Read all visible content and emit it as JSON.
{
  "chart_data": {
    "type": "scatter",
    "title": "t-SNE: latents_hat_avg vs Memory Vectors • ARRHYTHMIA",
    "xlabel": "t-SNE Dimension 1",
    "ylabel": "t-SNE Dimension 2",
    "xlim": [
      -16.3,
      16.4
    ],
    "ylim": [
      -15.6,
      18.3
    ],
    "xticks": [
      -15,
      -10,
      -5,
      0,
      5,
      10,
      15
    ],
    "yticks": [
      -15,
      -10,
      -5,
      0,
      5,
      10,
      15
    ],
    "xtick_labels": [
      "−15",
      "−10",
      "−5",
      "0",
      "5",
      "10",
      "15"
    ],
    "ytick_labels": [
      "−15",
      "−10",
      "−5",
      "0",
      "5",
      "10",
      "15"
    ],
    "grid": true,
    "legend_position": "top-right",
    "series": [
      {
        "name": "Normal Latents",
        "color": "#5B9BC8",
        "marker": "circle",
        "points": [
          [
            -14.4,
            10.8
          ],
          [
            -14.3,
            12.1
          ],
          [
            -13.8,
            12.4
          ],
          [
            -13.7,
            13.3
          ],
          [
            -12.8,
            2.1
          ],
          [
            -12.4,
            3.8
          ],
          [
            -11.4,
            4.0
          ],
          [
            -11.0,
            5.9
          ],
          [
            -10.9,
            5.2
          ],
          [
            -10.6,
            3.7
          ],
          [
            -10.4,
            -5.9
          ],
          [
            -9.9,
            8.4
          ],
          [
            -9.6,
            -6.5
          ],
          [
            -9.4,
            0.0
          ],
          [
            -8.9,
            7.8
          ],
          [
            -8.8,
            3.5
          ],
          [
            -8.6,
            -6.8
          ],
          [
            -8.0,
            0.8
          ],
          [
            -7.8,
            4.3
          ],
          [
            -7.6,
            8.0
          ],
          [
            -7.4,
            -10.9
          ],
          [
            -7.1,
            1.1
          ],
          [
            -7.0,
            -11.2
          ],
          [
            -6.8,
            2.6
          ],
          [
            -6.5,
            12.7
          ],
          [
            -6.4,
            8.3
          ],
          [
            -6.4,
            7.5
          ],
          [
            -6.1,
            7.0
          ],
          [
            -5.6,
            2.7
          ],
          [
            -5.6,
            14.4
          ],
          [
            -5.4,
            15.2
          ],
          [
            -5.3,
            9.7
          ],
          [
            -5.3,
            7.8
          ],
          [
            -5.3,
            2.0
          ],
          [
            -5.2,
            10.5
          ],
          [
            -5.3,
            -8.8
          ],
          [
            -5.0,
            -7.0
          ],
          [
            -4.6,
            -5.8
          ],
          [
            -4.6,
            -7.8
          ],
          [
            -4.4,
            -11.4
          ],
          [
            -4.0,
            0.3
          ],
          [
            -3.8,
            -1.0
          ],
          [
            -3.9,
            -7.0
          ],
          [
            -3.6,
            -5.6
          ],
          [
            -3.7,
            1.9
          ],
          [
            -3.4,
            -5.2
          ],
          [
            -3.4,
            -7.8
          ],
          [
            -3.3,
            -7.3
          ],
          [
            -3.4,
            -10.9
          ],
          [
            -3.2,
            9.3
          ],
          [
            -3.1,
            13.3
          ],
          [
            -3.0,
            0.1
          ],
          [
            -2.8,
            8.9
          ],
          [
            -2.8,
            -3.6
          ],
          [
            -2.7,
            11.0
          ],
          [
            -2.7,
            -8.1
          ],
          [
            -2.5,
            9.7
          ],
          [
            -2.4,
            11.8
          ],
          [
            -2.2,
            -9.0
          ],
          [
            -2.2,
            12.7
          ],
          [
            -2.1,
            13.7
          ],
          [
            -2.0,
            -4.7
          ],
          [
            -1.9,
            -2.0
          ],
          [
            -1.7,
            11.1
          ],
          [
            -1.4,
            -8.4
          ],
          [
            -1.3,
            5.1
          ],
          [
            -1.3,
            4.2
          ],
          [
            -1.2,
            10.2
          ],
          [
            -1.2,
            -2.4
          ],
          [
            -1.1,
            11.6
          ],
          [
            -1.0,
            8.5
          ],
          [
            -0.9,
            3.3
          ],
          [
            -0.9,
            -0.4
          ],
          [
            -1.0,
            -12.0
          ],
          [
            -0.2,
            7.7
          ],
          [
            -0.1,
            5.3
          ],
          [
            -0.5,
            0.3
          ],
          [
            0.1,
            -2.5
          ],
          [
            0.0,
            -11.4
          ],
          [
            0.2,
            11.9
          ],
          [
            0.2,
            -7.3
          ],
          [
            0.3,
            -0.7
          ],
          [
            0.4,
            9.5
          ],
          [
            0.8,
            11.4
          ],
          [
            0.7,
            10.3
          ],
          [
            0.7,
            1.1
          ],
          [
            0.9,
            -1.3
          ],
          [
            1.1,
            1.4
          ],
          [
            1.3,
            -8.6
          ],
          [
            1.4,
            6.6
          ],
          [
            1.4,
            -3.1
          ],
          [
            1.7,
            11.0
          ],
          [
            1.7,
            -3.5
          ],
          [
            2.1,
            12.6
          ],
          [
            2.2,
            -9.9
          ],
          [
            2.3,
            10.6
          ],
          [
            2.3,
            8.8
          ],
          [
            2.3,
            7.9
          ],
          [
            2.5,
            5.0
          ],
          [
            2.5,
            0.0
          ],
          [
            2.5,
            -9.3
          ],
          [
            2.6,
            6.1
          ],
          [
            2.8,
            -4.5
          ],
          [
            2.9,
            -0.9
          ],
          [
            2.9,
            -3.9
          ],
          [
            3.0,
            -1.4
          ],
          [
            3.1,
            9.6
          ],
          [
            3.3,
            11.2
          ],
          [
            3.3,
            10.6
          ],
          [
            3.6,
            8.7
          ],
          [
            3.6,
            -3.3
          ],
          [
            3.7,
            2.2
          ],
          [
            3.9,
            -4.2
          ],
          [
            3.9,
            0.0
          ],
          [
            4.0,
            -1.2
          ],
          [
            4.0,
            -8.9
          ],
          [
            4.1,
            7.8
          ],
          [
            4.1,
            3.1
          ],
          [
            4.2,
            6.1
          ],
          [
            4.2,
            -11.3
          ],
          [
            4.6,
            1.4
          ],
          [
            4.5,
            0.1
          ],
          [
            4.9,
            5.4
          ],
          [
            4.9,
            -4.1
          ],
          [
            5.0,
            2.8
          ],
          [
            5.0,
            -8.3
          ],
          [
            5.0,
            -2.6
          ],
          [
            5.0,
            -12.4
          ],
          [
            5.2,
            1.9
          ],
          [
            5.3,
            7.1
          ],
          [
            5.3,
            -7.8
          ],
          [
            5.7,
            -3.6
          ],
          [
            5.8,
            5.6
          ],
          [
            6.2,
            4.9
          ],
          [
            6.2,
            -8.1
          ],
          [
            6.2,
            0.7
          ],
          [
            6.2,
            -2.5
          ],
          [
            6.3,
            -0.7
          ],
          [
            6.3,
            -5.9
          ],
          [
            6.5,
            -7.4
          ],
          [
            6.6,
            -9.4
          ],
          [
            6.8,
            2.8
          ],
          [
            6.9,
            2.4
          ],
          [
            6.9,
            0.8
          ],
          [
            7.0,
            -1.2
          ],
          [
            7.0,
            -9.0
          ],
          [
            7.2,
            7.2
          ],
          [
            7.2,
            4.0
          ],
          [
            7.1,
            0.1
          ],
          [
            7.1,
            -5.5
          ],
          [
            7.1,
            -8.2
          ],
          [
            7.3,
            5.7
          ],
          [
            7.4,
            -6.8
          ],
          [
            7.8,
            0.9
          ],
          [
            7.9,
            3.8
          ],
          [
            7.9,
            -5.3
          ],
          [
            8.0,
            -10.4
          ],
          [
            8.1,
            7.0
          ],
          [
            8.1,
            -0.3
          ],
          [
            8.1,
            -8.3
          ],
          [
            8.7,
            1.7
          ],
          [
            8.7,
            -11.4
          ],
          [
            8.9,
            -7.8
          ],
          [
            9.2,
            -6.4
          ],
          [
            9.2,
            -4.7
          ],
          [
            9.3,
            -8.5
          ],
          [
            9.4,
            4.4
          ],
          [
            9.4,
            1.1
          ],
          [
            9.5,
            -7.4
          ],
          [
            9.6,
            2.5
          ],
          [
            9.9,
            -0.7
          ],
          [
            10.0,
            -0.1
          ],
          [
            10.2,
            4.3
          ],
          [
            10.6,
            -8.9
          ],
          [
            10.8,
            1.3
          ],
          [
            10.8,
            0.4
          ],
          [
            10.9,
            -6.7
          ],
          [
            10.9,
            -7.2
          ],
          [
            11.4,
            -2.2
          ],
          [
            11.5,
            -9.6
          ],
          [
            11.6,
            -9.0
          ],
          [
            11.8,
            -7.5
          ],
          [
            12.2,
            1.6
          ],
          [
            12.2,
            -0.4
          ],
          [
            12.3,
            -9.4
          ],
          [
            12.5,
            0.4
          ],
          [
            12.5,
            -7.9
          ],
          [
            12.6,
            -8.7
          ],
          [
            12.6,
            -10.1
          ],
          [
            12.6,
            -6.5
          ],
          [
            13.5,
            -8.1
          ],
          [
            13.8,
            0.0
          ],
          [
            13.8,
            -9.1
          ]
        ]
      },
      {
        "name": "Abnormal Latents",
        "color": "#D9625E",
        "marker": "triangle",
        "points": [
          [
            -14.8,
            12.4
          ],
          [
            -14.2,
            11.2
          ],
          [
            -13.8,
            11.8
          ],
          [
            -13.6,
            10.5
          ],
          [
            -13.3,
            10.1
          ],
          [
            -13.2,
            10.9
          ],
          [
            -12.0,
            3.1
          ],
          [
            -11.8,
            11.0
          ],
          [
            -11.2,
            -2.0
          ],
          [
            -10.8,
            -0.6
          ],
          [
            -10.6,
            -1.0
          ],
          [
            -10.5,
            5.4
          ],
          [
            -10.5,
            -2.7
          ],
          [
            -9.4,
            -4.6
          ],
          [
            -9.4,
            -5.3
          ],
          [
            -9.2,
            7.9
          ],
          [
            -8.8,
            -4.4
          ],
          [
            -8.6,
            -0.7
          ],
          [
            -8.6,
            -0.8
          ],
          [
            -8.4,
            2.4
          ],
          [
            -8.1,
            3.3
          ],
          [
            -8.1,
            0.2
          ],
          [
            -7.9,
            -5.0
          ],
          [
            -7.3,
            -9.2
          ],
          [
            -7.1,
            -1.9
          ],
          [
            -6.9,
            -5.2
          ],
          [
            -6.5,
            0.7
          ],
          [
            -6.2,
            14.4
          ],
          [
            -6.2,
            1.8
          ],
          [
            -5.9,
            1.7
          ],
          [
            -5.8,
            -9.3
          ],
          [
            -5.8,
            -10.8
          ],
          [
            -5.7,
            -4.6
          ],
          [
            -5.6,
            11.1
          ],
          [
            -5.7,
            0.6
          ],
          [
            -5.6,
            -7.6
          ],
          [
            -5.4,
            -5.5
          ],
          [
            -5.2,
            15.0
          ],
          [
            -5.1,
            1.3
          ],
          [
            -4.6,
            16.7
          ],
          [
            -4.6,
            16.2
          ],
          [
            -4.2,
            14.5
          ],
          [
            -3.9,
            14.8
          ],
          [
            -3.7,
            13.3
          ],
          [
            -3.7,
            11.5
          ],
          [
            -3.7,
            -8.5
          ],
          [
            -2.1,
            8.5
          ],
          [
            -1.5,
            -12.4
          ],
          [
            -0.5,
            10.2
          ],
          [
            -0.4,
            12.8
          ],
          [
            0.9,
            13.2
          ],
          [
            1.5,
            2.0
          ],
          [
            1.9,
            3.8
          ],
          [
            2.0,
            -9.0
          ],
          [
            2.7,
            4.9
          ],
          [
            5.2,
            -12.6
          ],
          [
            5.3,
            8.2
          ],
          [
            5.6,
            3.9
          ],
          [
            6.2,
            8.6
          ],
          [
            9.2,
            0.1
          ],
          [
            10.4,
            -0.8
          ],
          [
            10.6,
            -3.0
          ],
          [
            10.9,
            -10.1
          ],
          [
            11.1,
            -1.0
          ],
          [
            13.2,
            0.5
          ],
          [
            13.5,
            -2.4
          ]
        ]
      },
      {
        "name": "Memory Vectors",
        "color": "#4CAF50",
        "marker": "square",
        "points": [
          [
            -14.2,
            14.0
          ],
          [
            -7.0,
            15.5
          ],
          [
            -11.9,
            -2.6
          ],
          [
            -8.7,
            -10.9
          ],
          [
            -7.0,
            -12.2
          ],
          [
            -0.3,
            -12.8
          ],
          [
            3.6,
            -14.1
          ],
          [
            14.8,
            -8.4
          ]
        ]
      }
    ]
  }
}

→ WHAT YOU WILL DO:
Only the number is wanted: count the lines of the records that hold the word "marker".

→ FINAL RESULT:
3